Stored entries:

--- BEGIN ---

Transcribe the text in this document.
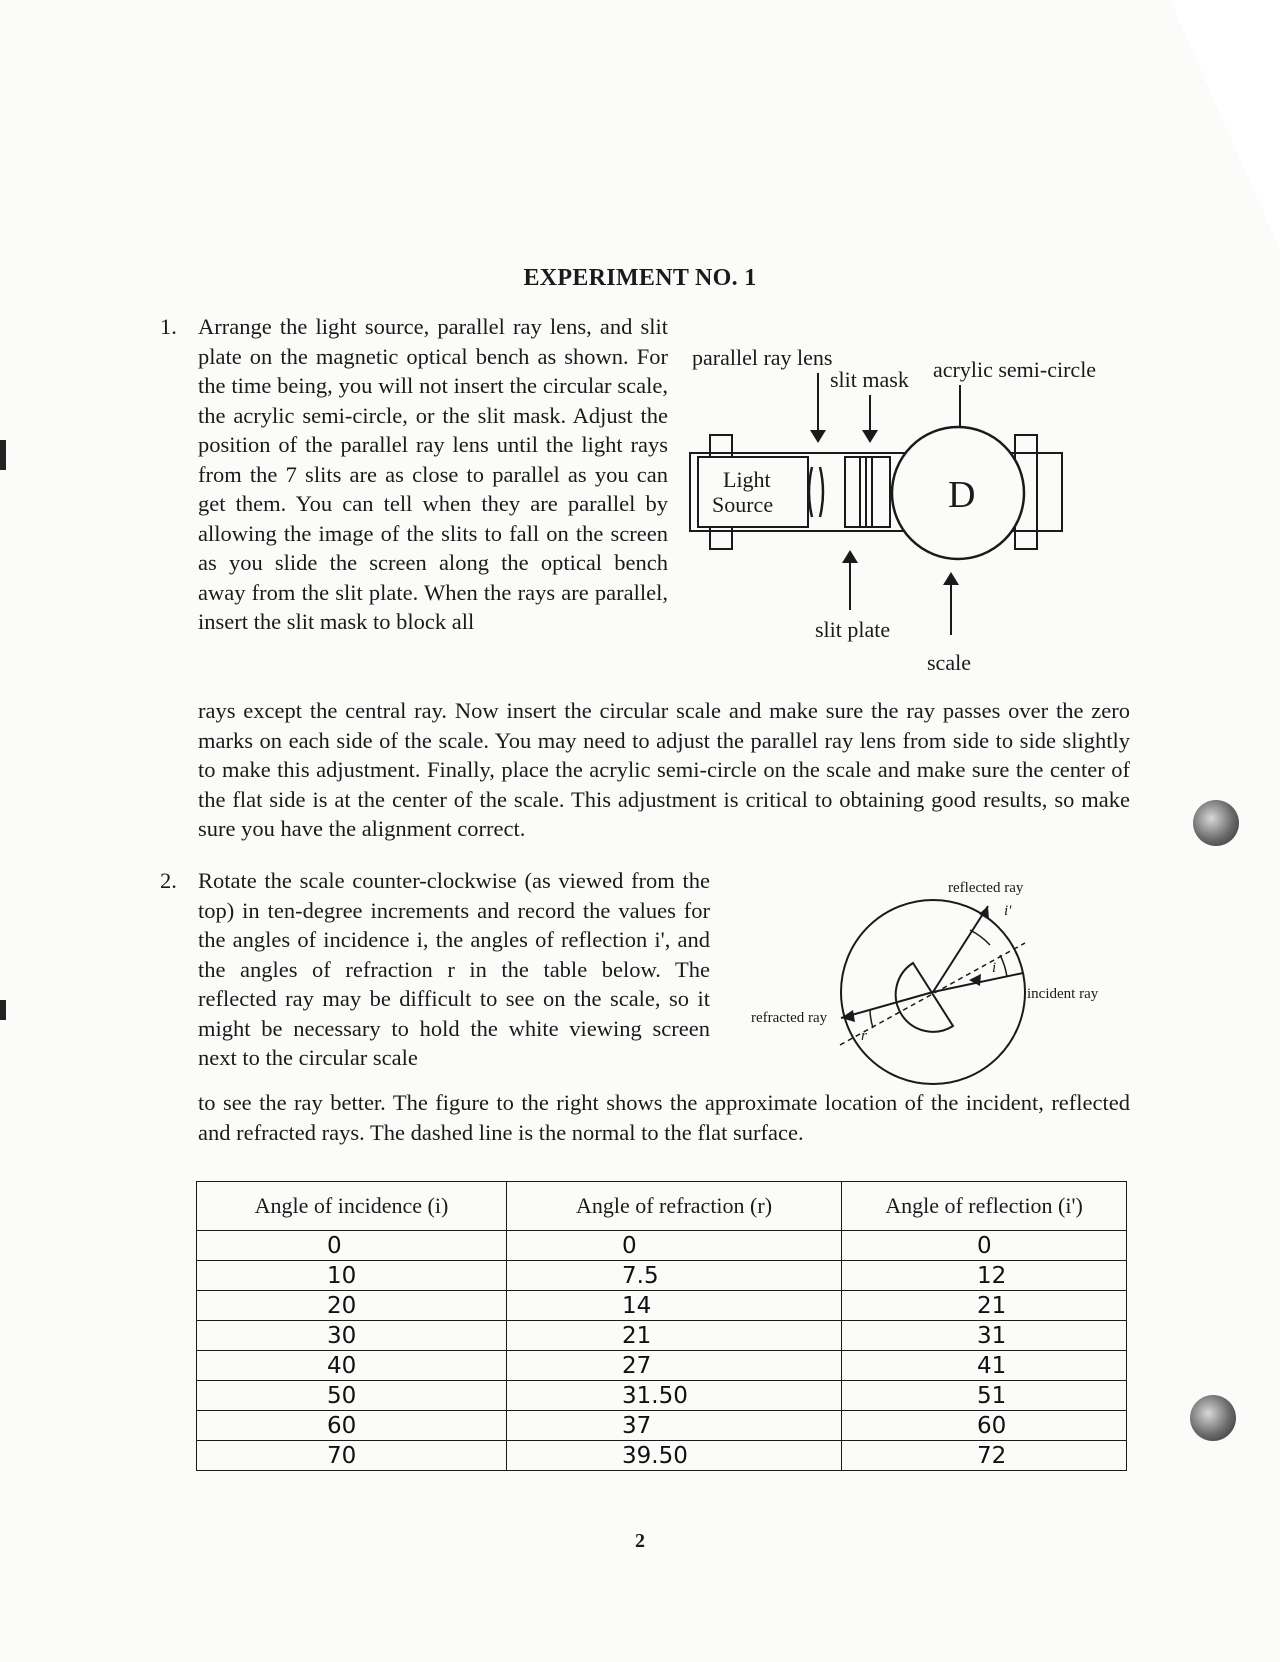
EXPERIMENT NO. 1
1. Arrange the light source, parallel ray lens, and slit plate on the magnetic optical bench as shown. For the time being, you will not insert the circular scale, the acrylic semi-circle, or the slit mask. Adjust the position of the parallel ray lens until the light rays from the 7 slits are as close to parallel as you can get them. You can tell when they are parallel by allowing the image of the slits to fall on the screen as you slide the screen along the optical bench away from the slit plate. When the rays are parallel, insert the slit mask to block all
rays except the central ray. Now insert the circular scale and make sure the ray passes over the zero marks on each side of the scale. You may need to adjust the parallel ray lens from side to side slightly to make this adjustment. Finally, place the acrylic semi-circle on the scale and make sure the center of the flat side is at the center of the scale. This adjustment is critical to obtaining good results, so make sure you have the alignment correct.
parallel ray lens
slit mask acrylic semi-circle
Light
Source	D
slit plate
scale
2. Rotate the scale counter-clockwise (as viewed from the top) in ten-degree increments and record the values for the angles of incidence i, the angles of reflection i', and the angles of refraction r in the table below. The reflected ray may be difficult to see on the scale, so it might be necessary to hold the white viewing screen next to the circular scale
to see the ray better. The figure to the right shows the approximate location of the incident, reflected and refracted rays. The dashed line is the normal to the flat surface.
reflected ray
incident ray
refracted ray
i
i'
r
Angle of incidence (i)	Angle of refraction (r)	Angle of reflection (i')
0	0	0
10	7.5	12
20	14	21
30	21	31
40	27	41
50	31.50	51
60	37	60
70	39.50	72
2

--- END ---
--- BEGIN ---

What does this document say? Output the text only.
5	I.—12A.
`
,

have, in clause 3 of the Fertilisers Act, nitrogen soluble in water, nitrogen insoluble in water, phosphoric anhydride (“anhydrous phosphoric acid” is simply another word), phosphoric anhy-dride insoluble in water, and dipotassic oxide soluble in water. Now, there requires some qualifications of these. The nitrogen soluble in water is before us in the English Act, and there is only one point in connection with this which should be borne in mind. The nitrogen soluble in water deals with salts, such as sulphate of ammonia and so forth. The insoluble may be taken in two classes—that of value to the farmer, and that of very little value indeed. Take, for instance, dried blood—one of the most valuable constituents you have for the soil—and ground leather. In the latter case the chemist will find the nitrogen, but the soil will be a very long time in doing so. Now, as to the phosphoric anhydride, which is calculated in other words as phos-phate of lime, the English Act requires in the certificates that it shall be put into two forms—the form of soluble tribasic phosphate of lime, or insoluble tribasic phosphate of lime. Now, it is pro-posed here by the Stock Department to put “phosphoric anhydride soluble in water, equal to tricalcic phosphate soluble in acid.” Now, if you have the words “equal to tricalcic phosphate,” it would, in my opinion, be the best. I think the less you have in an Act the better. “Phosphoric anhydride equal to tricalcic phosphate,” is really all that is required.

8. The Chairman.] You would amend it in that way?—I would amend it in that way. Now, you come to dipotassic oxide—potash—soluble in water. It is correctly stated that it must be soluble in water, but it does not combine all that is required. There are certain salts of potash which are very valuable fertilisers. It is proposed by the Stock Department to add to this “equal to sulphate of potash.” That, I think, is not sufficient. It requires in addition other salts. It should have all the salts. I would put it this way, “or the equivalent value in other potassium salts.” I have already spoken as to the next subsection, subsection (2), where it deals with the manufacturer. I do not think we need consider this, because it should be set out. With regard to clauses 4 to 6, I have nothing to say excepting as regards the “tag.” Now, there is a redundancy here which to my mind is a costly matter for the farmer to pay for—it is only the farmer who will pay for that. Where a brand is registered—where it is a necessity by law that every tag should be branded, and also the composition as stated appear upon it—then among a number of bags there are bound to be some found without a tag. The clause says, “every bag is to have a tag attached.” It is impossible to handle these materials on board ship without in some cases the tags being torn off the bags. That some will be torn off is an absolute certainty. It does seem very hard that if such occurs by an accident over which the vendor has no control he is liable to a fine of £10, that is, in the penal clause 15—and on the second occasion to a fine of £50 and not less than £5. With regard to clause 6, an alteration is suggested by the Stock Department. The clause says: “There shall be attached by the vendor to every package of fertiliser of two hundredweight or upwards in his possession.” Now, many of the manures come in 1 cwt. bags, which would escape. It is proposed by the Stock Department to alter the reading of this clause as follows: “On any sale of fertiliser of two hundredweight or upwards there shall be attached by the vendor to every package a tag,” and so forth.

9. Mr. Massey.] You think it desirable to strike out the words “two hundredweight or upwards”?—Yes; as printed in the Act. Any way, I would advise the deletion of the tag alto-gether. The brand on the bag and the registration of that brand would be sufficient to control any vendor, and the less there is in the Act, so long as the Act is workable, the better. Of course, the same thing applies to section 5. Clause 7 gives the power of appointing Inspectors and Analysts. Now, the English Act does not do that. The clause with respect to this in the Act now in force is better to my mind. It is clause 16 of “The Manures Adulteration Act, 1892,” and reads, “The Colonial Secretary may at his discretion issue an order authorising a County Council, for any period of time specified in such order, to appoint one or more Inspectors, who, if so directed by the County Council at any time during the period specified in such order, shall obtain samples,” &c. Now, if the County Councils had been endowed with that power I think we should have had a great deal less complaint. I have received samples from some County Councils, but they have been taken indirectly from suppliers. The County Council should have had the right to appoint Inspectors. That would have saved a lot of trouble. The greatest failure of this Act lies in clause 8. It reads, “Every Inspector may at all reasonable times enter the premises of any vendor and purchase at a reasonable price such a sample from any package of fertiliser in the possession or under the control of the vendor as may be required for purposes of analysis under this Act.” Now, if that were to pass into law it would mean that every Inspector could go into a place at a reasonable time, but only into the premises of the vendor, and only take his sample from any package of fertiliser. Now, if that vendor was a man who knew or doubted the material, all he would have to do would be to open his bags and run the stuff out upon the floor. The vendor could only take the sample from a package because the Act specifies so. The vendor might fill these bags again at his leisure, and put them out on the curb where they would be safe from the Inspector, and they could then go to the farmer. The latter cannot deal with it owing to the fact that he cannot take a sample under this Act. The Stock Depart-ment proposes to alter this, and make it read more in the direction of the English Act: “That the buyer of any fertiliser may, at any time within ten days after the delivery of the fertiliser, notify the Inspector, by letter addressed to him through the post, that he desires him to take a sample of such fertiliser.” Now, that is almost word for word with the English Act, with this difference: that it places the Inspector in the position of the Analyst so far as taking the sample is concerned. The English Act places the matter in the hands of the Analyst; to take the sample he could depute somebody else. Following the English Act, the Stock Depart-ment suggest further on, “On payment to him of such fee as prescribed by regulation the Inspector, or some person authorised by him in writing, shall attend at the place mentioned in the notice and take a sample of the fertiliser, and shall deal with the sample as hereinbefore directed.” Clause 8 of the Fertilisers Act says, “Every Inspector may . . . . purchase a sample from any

--- END ---

* Work to do
Gather every line from the listing above in which "screen" appears, and copy those lines.

* Worked solution
1. Arrange the light source, parallel ray lens, and slit plate on the magnetic optical bench as shown. For the time being, you will not insert the circular scale, the acrylic semi-circle, or the slit mask. Adjust the position of the parallel ray lens until the light rays from the 7 slits are as close to parallel as you can get them. You can tell when they are parallel by allowing the image of the slits to fall on the screen as you slide the screen along the optical bench away from the slit plate. When the rays are parallel, insert the slit mask to block all
2. Rotate the scale counter-clockwise (as viewed from the top) in ten-degree increments and record the values for the angles of incidence i, the angles of reflection i', and the angles of refraction r in the table below. The reflected ray may be difficult to see on the scale, so it might be necessary to hold the white viewing screen next to the circular scale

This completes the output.